> PROBLEM STATEMENT:
Look for "over" in each line of the entries, and return the matching lines.

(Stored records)

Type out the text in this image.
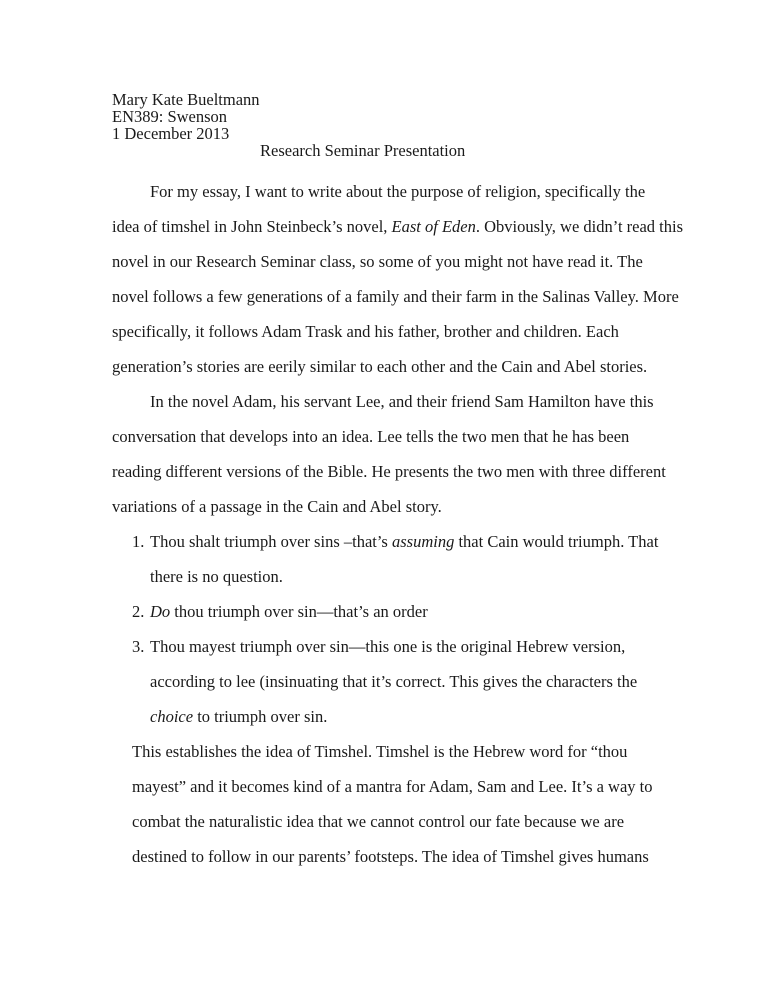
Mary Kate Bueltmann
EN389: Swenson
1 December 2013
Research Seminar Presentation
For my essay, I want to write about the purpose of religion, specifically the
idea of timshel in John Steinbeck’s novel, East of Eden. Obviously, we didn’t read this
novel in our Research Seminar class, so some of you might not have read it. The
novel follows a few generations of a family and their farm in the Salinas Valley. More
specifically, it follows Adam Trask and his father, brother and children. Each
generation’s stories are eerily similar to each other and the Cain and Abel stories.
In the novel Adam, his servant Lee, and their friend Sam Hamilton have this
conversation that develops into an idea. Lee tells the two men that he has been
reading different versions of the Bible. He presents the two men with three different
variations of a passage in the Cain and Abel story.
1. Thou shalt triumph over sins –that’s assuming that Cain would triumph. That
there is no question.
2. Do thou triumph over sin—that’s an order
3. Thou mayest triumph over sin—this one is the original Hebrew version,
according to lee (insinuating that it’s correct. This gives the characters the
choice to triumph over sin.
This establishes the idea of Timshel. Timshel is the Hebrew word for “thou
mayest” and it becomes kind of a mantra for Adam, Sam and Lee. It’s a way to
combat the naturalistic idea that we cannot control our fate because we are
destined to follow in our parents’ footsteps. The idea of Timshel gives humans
---
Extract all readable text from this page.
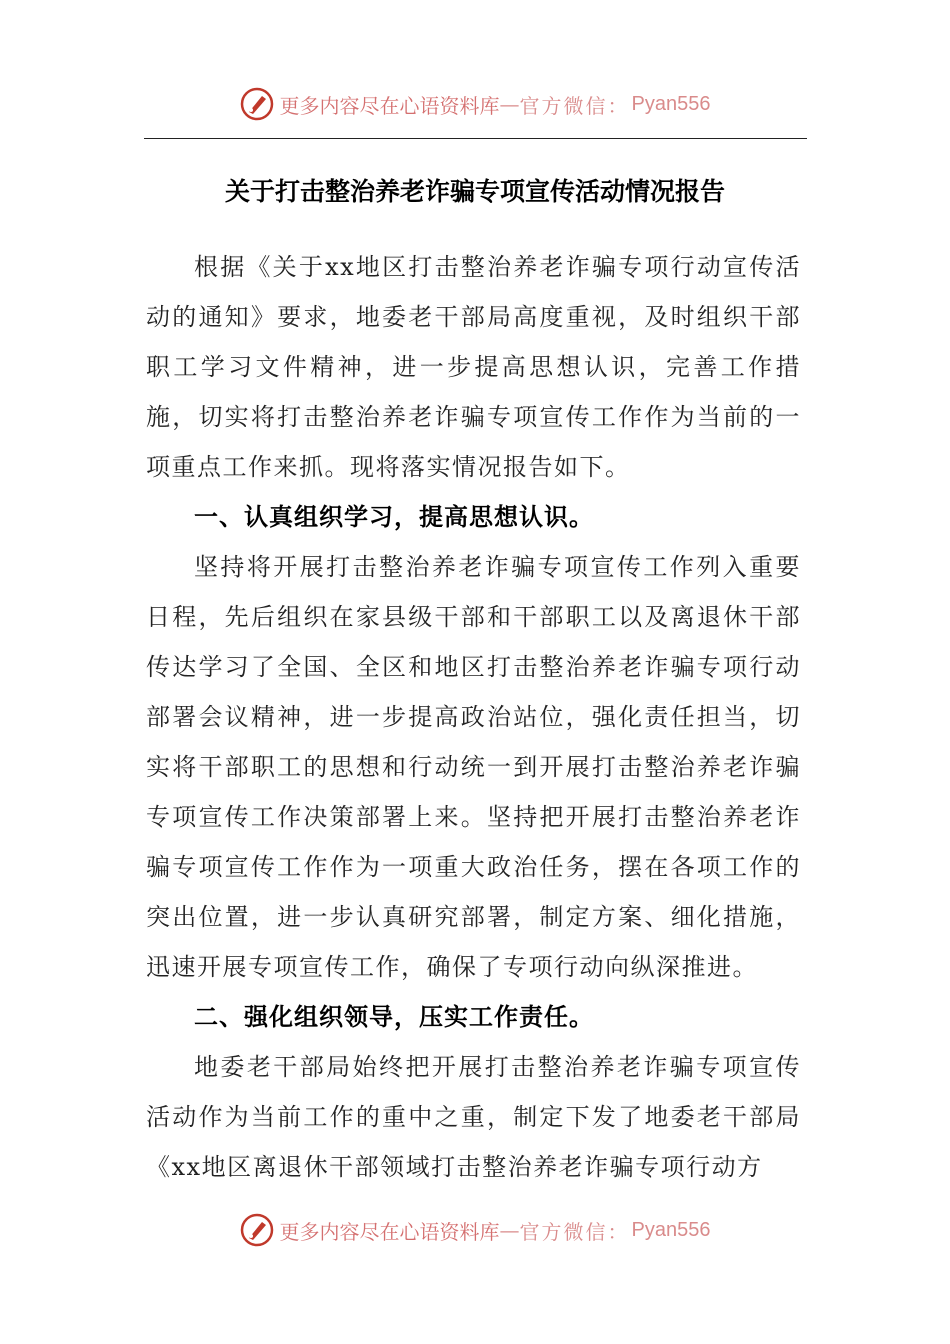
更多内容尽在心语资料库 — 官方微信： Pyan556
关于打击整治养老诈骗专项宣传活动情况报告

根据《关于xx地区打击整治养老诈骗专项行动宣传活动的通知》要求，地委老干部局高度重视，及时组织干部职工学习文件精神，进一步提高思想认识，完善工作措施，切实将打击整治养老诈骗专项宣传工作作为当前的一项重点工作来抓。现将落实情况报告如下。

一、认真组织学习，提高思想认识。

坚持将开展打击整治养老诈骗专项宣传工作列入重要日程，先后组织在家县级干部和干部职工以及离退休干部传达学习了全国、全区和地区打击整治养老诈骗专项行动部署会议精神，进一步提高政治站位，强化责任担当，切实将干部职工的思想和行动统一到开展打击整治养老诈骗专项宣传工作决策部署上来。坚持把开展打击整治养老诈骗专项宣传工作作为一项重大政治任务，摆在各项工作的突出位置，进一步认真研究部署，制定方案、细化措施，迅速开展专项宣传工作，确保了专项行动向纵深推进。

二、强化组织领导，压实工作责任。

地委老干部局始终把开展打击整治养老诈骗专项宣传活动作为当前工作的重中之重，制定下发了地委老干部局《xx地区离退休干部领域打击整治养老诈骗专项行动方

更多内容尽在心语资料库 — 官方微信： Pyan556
--
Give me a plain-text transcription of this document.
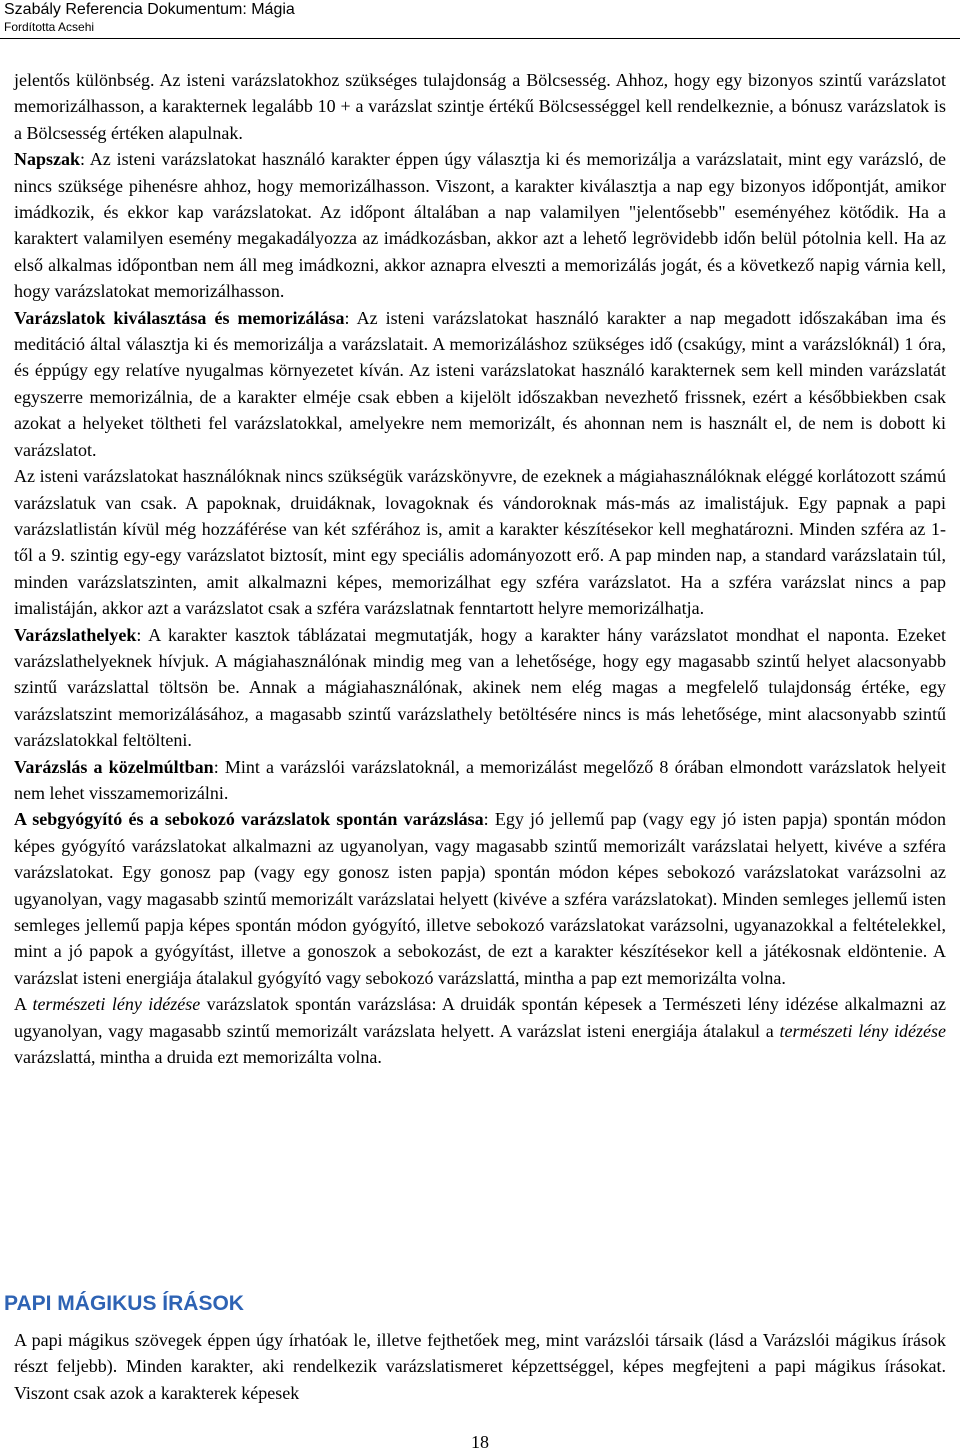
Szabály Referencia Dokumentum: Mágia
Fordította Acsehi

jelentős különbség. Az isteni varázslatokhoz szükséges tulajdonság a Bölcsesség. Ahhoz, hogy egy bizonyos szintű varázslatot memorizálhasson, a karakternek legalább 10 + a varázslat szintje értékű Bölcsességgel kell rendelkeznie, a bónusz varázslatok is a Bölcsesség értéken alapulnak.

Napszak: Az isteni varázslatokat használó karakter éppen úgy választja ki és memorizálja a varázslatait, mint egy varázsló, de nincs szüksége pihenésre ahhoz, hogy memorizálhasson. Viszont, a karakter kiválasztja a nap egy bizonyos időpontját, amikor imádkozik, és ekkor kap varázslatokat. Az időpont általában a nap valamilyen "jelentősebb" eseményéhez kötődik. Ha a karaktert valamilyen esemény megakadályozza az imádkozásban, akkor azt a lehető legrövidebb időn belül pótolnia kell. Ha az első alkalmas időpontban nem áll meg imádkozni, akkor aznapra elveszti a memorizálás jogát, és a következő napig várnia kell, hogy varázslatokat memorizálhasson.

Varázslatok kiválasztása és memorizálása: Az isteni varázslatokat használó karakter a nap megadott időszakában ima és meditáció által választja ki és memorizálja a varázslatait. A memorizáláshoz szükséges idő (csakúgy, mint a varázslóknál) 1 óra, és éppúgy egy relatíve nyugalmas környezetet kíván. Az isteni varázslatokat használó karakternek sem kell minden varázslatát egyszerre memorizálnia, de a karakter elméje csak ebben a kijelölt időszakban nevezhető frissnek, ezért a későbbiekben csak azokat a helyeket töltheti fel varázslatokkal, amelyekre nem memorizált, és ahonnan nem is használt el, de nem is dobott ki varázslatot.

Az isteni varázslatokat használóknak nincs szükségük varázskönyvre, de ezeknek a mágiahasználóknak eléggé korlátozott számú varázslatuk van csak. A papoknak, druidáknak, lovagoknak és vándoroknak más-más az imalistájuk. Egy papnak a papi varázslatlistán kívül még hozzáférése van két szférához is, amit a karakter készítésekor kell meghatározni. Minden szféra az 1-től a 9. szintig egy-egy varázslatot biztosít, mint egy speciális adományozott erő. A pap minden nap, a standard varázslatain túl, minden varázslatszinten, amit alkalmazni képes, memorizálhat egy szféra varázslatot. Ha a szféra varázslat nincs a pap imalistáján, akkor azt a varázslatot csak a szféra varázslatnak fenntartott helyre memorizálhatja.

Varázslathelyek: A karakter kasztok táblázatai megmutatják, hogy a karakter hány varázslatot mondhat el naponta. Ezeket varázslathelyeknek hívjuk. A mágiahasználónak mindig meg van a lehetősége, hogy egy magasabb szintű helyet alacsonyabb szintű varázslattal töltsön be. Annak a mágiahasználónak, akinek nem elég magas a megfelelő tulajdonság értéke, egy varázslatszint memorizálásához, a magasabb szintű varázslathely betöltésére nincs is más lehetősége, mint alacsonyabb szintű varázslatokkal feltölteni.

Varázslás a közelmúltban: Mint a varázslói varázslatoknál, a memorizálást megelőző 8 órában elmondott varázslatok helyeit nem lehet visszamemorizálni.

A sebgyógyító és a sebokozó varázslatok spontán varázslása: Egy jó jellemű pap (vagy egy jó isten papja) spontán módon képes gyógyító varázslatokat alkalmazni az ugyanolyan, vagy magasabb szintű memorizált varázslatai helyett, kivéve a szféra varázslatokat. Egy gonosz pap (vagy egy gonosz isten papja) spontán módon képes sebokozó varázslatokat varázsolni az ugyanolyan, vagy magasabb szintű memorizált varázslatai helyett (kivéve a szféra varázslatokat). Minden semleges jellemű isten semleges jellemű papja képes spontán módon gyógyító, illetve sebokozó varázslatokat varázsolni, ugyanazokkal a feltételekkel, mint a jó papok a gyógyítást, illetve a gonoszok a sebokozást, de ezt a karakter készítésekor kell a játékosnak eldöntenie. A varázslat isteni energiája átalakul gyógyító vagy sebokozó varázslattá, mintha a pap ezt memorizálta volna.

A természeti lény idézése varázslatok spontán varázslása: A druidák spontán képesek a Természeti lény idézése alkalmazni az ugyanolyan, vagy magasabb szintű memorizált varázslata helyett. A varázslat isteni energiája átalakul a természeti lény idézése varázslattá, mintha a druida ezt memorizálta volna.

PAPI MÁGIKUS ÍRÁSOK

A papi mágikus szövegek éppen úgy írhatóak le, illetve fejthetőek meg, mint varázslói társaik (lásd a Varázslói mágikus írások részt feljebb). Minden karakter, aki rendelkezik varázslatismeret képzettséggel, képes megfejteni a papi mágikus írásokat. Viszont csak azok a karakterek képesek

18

> ANSWER TO THIS PROBLEM:
1. Thou shalt triumph over sins –that’s assuming that Cain would triumph. That
2. Do thou triumph over sin—that’s an order
3. Thou mayest triumph over sin—this one is the original Hebrew version,
choice to triumph over sin.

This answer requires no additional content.